Short task - Could you write out the stretch from the line containing "summary-bar: Total usable" through the end of the listing, swapping "sideboard" for "cabinet" and leaving everything else unchanged?

* START *

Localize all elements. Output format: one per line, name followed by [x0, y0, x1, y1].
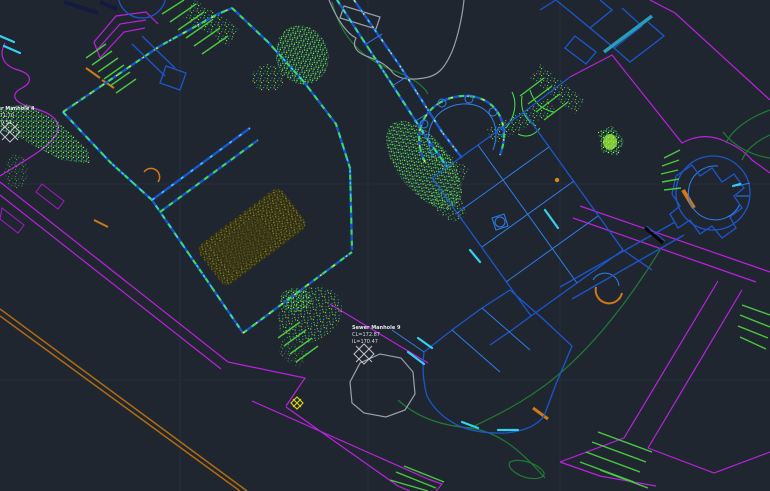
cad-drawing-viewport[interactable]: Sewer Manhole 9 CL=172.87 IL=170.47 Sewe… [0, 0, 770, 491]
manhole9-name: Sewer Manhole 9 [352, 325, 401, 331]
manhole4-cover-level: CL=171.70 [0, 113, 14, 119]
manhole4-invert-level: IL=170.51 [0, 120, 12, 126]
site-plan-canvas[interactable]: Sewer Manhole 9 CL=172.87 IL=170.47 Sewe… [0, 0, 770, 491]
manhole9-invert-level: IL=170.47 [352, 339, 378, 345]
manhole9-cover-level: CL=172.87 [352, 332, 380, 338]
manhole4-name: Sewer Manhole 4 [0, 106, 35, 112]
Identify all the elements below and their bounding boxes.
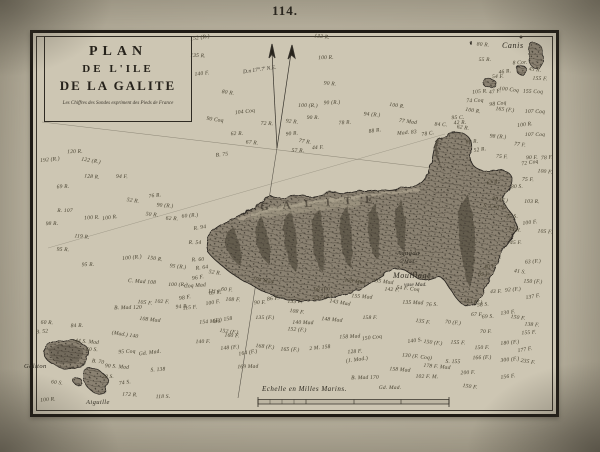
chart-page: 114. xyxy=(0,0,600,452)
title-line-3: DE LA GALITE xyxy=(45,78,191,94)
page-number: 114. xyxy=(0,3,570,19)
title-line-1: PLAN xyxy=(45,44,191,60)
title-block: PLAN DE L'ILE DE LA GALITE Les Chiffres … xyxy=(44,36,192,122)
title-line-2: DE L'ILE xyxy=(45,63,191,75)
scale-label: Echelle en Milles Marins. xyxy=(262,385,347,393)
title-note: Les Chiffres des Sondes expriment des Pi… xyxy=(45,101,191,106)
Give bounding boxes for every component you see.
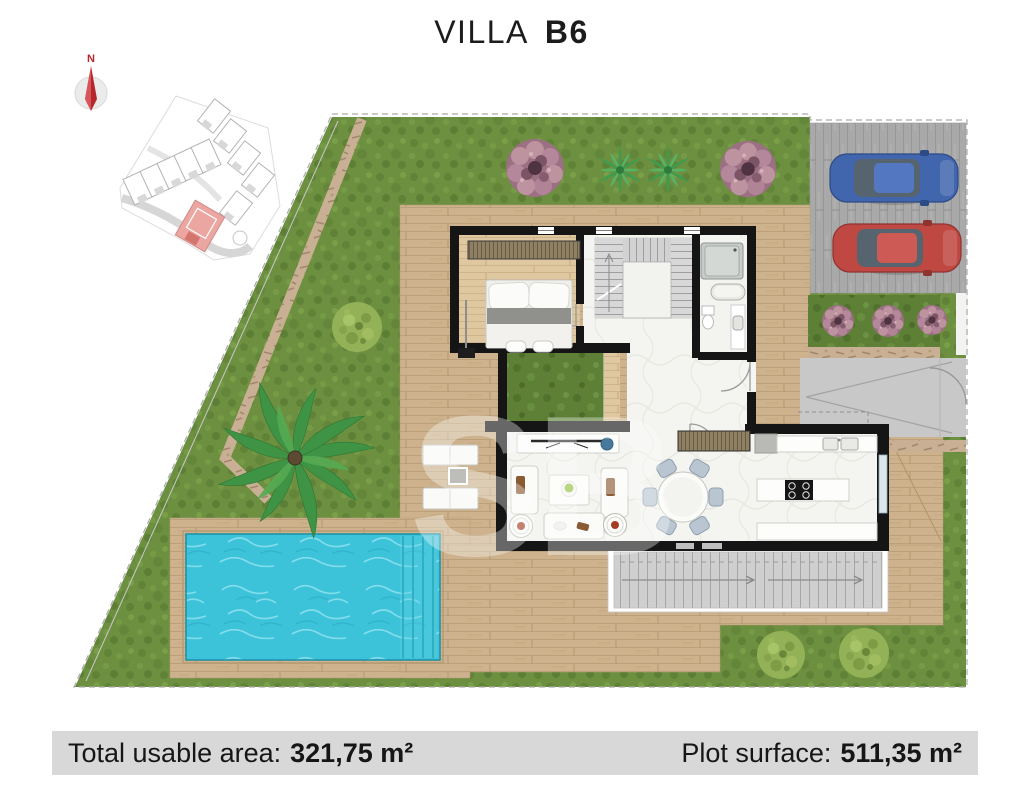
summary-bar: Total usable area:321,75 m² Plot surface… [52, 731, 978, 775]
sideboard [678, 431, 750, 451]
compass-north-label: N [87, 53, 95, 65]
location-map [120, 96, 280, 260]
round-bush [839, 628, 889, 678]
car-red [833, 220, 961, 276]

* END *

Result below -
summary-bar: Total usable area:321,75 m² Plot surface… [52, 731, 978, 775]
cabinet [678, 431, 750, 451]
compass-north-label: N [87, 53, 95, 65]
location-map [120, 96, 280, 260]
round-bush [839, 628, 889, 678]
car-red [833, 220, 961, 276]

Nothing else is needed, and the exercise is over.